## RECORDS TO USE:
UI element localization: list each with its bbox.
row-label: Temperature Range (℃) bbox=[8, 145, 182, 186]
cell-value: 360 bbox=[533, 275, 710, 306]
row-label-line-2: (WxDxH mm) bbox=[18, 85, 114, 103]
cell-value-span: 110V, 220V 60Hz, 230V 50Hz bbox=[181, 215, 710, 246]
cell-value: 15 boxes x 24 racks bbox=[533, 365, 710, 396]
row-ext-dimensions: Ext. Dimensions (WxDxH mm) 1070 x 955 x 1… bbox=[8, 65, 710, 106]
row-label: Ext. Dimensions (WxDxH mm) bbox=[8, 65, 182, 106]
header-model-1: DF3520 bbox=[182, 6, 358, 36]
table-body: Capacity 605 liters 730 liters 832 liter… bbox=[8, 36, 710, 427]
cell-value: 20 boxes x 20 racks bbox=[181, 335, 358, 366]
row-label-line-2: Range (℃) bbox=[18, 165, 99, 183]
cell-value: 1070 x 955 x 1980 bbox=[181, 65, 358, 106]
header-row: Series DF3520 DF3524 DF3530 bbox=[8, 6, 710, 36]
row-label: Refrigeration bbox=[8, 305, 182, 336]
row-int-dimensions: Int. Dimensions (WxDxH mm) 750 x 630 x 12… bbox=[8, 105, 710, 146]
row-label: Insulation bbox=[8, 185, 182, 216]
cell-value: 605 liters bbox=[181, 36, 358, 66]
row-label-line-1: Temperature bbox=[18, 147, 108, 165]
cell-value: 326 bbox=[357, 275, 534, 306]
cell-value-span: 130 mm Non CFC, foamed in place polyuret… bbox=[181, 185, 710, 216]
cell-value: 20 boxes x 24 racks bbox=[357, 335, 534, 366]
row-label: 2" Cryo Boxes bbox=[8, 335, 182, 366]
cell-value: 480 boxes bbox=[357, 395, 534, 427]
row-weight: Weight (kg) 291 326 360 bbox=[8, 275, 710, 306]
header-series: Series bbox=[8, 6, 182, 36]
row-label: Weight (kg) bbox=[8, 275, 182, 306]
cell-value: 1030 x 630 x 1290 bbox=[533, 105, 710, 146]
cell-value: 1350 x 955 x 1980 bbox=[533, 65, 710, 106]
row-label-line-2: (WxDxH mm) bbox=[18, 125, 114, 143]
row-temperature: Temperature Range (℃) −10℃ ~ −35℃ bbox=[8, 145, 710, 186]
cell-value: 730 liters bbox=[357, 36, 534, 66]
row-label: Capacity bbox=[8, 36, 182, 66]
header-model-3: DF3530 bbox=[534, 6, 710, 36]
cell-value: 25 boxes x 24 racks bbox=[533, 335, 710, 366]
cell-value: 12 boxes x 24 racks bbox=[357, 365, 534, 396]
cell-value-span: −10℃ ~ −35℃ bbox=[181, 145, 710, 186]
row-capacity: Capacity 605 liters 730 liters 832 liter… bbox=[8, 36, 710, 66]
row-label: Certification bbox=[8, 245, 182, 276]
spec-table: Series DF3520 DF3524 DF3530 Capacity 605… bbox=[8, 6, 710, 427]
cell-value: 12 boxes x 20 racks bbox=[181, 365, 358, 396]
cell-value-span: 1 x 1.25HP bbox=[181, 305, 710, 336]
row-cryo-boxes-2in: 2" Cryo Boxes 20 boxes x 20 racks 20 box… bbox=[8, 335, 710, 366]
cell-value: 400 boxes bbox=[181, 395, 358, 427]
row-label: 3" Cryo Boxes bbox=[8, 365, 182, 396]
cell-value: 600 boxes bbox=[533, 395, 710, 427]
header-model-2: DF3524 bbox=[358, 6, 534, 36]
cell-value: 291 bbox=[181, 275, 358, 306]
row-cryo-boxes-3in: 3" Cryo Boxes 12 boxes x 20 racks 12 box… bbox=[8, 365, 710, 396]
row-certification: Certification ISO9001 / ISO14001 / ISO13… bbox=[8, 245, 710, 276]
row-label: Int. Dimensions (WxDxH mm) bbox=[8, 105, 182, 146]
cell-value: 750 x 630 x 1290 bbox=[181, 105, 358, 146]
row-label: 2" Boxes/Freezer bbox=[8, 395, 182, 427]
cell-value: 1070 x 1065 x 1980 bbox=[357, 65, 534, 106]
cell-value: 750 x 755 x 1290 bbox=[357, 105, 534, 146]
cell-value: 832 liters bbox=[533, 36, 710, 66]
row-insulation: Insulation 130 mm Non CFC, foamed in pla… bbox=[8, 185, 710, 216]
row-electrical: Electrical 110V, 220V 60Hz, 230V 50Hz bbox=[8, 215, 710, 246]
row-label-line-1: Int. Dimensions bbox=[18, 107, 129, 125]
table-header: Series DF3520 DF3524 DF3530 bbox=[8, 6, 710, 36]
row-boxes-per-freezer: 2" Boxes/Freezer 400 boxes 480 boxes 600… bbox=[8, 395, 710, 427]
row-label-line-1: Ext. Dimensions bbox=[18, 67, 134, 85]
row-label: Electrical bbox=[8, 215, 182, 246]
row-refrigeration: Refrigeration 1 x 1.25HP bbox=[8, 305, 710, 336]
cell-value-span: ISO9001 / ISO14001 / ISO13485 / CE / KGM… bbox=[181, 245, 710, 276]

## BRIEF:
Copy the items from the first line up to and including the line with "cell-value: 20 boxes x 20", swapping "racks" for "shelves" and leaving everything else unchanged.

## CORRECT RESULT:
UI element localization: list each with its bbox.
row-label: Temperature Range (℃) bbox=[8, 145, 182, 186]
cell-value: 360 bbox=[533, 275, 710, 306]
row-label-line-2: (WxDxH mm) bbox=[18, 85, 114, 103]
cell-value-span: 110V, 220V 60Hz, 230V 50Hz bbox=[181, 215, 710, 246]
cell-value: 15 boxes x 24 shelves bbox=[533, 365, 710, 396]
row-ext-dimensions: Ext. Dimensions (WxDxH mm) 1070 x 955 x 1… bbox=[8, 65, 710, 106]
row-label: Ext. Dimensions (WxDxH mm) bbox=[8, 65, 182, 106]
header-model-1: DF3520 bbox=[182, 6, 358, 36]
table-body: Capacity 605 liters 730 liters 832 liter… bbox=[8, 36, 710, 427]
cell-value: 20 boxes x 20 shelves bbox=[181, 335, 358, 366]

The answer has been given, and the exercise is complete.